**Activity**
Scan the lines below for the string "ticks" and copy every one that has it.

(Stored dataset items)
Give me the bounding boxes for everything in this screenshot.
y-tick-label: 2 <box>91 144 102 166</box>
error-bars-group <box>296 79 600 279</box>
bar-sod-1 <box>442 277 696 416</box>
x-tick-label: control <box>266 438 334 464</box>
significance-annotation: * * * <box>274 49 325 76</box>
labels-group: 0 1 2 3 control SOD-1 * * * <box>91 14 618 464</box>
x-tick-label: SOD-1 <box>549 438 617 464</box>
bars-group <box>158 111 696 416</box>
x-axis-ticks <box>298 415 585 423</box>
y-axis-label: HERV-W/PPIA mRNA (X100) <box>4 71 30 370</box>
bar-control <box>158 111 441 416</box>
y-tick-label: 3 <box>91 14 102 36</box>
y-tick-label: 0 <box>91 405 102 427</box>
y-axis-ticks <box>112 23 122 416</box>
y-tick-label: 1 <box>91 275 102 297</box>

**Solution to the exercise**
x-axis-ticks <box>298 415 585 423</box>
y-axis-ticks <box>112 23 122 416</box>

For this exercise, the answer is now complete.